YOUR OBJECTIVE -
The entries below should be quoted exactly, with no pictures carried over.

AVAILABLE RECORDS -

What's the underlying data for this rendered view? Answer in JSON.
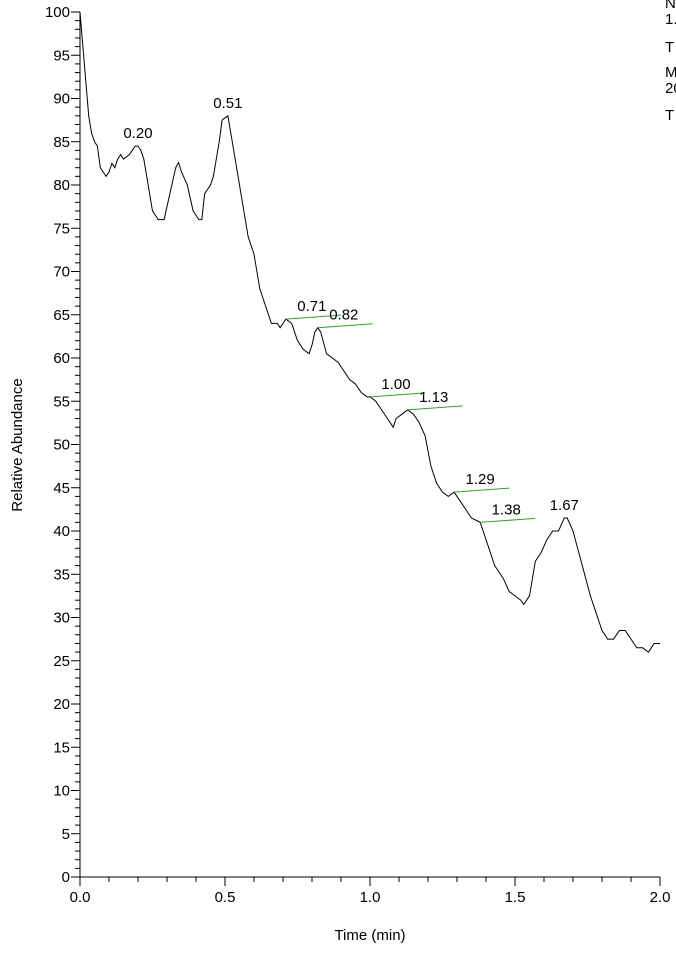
{
  "chart_data": {
    "type": "line",
    "header_lines": [
      "N",
      "1.",
      "T",
      "M",
      "20",
      "T"
    ],
    "xlabel": "Time (min)",
    "ylabel": "Relative Abundance",
    "xlim": [
      0,
      2
    ],
    "ylim": [
      0,
      100
    ],
    "xticks": [
      {
        "value": 0,
        "label": "0.0"
      },
      {
        "value": 0.5,
        "label": "0.5"
      },
      {
        "value": 1,
        "label": "1.0"
      },
      {
        "value": 1.5,
        "label": "1.5"
      },
      {
        "value": 2,
        "label": "2.0"
      }
    ],
    "xminorticks": [
      0.1,
      0.2,
      0.3,
      0.4,
      0.6,
      0.7,
      0.8,
      0.9,
      1.1,
      1.2,
      1.3,
      1.4,
      1.6,
      1.7,
      1.8,
      1.9
    ],
    "yticks": [
      0,
      5,
      10,
      15,
      20,
      25,
      30,
      35,
      40,
      45,
      50,
      55,
      60,
      65,
      70,
      75,
      80,
      85,
      90,
      95,
      100
    ],
    "yminorticks": [
      1,
      2,
      3,
      4,
      6,
      7,
      8,
      9,
      11,
      12,
      13,
      14,
      16,
      17,
      18,
      19,
      21,
      22,
      23,
      24,
      26,
      27,
      28,
      29,
      31,
      32,
      33,
      34,
      36,
      37,
      38,
      39,
      41,
      42,
      43,
      44,
      46,
      47,
      48,
      49,
      51,
      52,
      53,
      54,
      56,
      57,
      58,
      59,
      61,
      62,
      63,
      64,
      66,
      67,
      68,
      69,
      71,
      72,
      73,
      74,
      76,
      77,
      78,
      79,
      81,
      82,
      83,
      84,
      86,
      87,
      88,
      89,
      91,
      92,
      93,
      94,
      96,
      97,
      98,
      99
    ],
    "series": [
      {
        "color": "#000000",
        "x": [
          0,
          0.01,
          0.02,
          0.03,
          0.04,
          0.05,
          0.06,
          0.07,
          0.08,
          0.09,
          0.1,
          0.11,
          0.12,
          0.13,
          0.14,
          0.15,
          0.17,
          0.19,
          0.2,
          0.21,
          0.22,
          0.23,
          0.25,
          0.27,
          0.29,
          0.31,
          0.33,
          0.34,
          0.35,
          0.37,
          0.39,
          0.41,
          0.42,
          0.43,
          0.45,
          0.46,
          0.47,
          0.48,
          0.49,
          0.51,
          0.52,
          0.54,
          0.56,
          0.58,
          0.6,
          0.62,
          0.64,
          0.66,
          0.68,
          0.69,
          0.7,
          0.71,
          0.73,
          0.75,
          0.77,
          0.79,
          0.8,
          0.81,
          0.82,
          0.83,
          0.85,
          0.87,
          0.89,
          0.91,
          0.93,
          0.95,
          0.97,
          0.99,
          1,
          1.02,
          1.04,
          1.06,
          1.08,
          1.09,
          1.11,
          1.13,
          1.15,
          1.17,
          1.19,
          1.21,
          1.23,
          1.25,
          1.27,
          1.29,
          1.31,
          1.33,
          1.35,
          1.38,
          1.4,
          1.43,
          1.46,
          1.48,
          1.5,
          1.52,
          1.53,
          1.55,
          1.57,
          1.59,
          1.61,
          1.63,
          1.65,
          1.67,
          1.68,
          1.7,
          1.72,
          1.74,
          1.76,
          1.78,
          1.8,
          1.82,
          1.84,
          1.86,
          1.88,
          1.9,
          1.92,
          1.94,
          1.96,
          1.98,
          2
        ],
        "values": [
          100,
          96,
          92,
          88,
          86,
          85,
          84.5,
          82,
          81.5,
          81,
          81.5,
          82.5,
          82,
          83,
          83.5,
          83,
          83.5,
          84.5,
          84.5,
          84,
          83,
          81,
          77,
          76,
          76,
          79,
          82,
          82.6,
          81.5,
          80,
          77,
          76,
          76,
          79,
          80,
          81,
          83,
          85,
          87.5,
          88,
          86,
          82,
          78,
          74,
          72,
          68,
          66,
          64,
          64,
          63.5,
          64,
          64.5,
          64,
          62,
          61,
          60.5,
          61.5,
          63,
          63.5,
          63,
          60.5,
          60,
          59.5,
          58.5,
          57.5,
          57,
          56,
          55.5,
          55.5,
          55,
          54,
          53,
          52,
          53,
          53.5,
          54,
          53.5,
          52.5,
          51,
          47.5,
          45.5,
          44.5,
          44,
          44.5,
          43.5,
          42.5,
          41.5,
          41,
          39,
          36,
          34.5,
          33,
          32.5,
          32,
          31.5,
          32.5,
          36.5,
          37.5,
          39,
          40,
          40,
          41.5,
          41.5,
          40,
          37.5,
          35,
          32.5,
          30.5,
          28.5,
          27.5,
          27.5,
          28.5,
          28.5,
          27.5,
          26.5,
          26.5,
          26,
          27,
          27
        ]
      }
    ],
    "peaks": [
      {
        "x": 0.2,
        "y": 84.5,
        "label": "0.20",
        "marker": false
      },
      {
        "x": 0.51,
        "y": 88,
        "label": "0.51",
        "marker": false
      },
      {
        "x": 0.71,
        "y": 64.5,
        "label": "0.71",
        "marker": true
      },
      {
        "x": 0.82,
        "y": 63.5,
        "label": "0.82",
        "marker": true
      },
      {
        "x": 1,
        "y": 55.5,
        "label": "1.00",
        "marker": true
      },
      {
        "x": 1.13,
        "y": 54,
        "label": "1.13",
        "marker": true
      },
      {
        "x": 1.29,
        "y": 44.5,
        "label": "1.29",
        "marker": true
      },
      {
        "x": 1.38,
        "y": 41,
        "label": "1.38",
        "marker": true
      },
      {
        "x": 1.67,
        "y": 41.5,
        "label": "1.67",
        "marker": false
      }
    ],
    "peak_marker_color": "#33a02c"
  }
}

TASK OUTPUT -
What's the underlying data for this rendered view? Answer in JSON.
{
  "chart_data": {
    "type": "line",
    "header_lines": [
      "N",
      "1.",
      "T",
      "M",
      "20",
      "T"
    ],
    "xlabel": "Time (min)",
    "ylabel": "Relative Abundance",
    "xlim": [
      0,
      2
    ],
    "ylim": [
      0,
      100
    ],
    "xticks": [
      {
        "value": 0,
        "label": "0.0"
      },
      {
        "value": 0.5,
        "label": "0.5"
      },
      {
        "value": 1,
        "label": "1.0"
      },
      {
        "value": 1.5,
        "label": "1.5"
      },
      {
        "value": 2,
        "label": "2.0"
      }
    ],
    "xminorticks": [
      0.1,
      0.2,
      0.3,
      0.4,
      0.6,
      0.7,
      0.8,
      0.9,
      1.1,
      1.2,
      1.3,
      1.4,
      1.6,
      1.7,
      1.8,
      1.9
    ],
    "yticks": [
      0,
      5,
      10,
      15,
      20,
      25,
      30,
      35,
      40,
      45,
      50,
      55,
      60,
      65,
      70,
      75,
      80,
      85,
      90,
      95,
      100
    ],
    "yminorticks": [
      1,
      2,
      3,
      4,
      6,
      7,
      8,
      9,
      11,
      12,
      13,
      14,
      16,
      17,
      18,
      19,
      21,
      22,
      23,
      24,
      26,
      27,
      28,
      29,
      31,
      32,
      33,
      34,
      36,
      37,
      38,
      39,
      41,
      42,
      43,
      44,
      46,
      47,
      48,
      49,
      51,
      52,
      53,
      54,
      56,
      57,
      58,
      59,
      61,
      62,
      63,
      64,
      66,
      67,
      68,
      69,
      71,
      72,
      73,
      74,
      76,
      77,
      78,
      79,
      81,
      82,
      83,
      84,
      86,
      87,
      88,
      89,
      91,
      92,
      93,
      94,
      96,
      97,
      98,
      99
    ],
    "series": [
      {
        "color": "#000000",
        "x": [
          0,
          0.01,
          0.02,
          0.03,
          0.04,
          0.05,
          0.06,
          0.07,
          0.08,
          0.09,
          0.1,
          0.11,
          0.12,
          0.13,
          0.14,
          0.15,
          0.17,
          0.19,
          0.2,
          0.21,
          0.22,
          0.23,
          0.25,
          0.27,
          0.29,
          0.31,
          0.33,
          0.34,
          0.35,
          0.37,
          0.39,
          0.41,
          0.42,
          0.43,
          0.45,
          0.46,
          0.47,
          0.48,
          0.49,
          0.51,
          0.52,
          0.54,
          0.56,
          0.58,
          0.6,
          0.62,
          0.64,
          0.66,
          0.68,
          0.69,
          0.7,
          0.71,
          0.73,
          0.75,
          0.77,
          0.79,
          0.8,
          0.81,
          0.82,
          0.83,
          0.85,
          0.87,
          0.89,
          0.91,
          0.93,
          0.95,
          0.97,
          0.99,
          1,
          1.02,
          1.04,
          1.06,
          1.08,
          1.09,
          1.11,
          1.13,
          1.15,
          1.17,
          1.19,
          1.21,
          1.23,
          1.25,
          1.27,
          1.29,
          1.31,
          1.33,
          1.35,
          1.38,
          1.4,
          1.43,
          1.46,
          1.48,
          1.5,
          1.52,
          1.53,
          1.55,
          1.57,
          1.59,
          1.61,
          1.63,
          1.65,
          1.67,
          1.68,
          1.7,
          1.72,
          1.74,
          1.76,
          1.78,
          1.8,
          1.82,
          1.84,
          1.86,
          1.88,
          1.9,
          1.92,
          1.94,
          1.96,
          1.98,
          2
        ],
        "values": [
          100,
          96,
          92,
          88,
          86,
          85,
          84.5,
          82,
          81.5,
          81,
          81.5,
          82.5,
          82,
          83,
          83.5,
          83,
          83.5,
          84.5,
          84.5,
          84,
          83,
          81,
          77,
          76,
          76,
          79,
          82,
          82.6,
          81.5,
          80,
          77,
          76,
          76,
          79,
          80,
          81,
          83,
          85,
          87.5,
          88,
          86,
          82,
          78,
          74,
          72,
          68,
          66,
          64,
          64,
          63.5,
          64,
          64.5,
          64,
          62,
          61,
          60.5,
          61.5,
          63,
          63.5,
          63,
          60.5,
          60,
          59.5,
          58.5,
          57.5,
          57,
          56,
          55.5,
          55.5,
          55,
          54,
          53,
          52,
          53,
          53.5,
          54,
          53.5,
          52.5,
          51,
          47.5,
          45.5,
          44.5,
          44,
          44.5,
          43.5,
          42.5,
          41.5,
          41,
          39,
          36,
          34.5,
          33,
          32.5,
          32,
          31.5,
          32.5,
          36.5,
          37.5,
          39,
          40,
          40,
          41.5,
          41.5,
          40,
          37.5,
          35,
          32.5,
          30.5,
          28.5,
          27.5,
          27.5,
          28.5,
          28.5,
          27.5,
          26.5,
          26.5,
          26,
          27,
          27
        ]
      }
    ],
    "peaks": [
      {
        "x": 0.2,
        "y": 84.5,
        "label": "0.20",
        "marker": false
      },
      {
        "x": 0.51,
        "y": 88,
        "label": "0.51",
        "marker": false
      },
      {
        "x": 0.71,
        "y": 64.5,
        "label": "0.71",
        "marker": true
      },
      {
        "x": 0.82,
        "y": 63.5,
        "label": "0.82",
        "marker": true
      },
      {
        "x": 1,
        "y": 55.5,
        "label": "1.00",
        "marker": true
      },
      {
        "x": 1.13,
        "y": 54,
        "label": "1.13",
        "marker": true
      },
      {
        "x": 1.29,
        "y": 44.5,
        "label": "1.29",
        "marker": true
      },
      {
        "x": 1.38,
        "y": 41,
        "label": "1.38",
        "marker": true
      },
      {
        "x": 1.67,
        "y": 41.5,
        "label": "1.67",
        "marker": false
      }
    ],
    "peak_marker_color": "#33a02c"
  }
}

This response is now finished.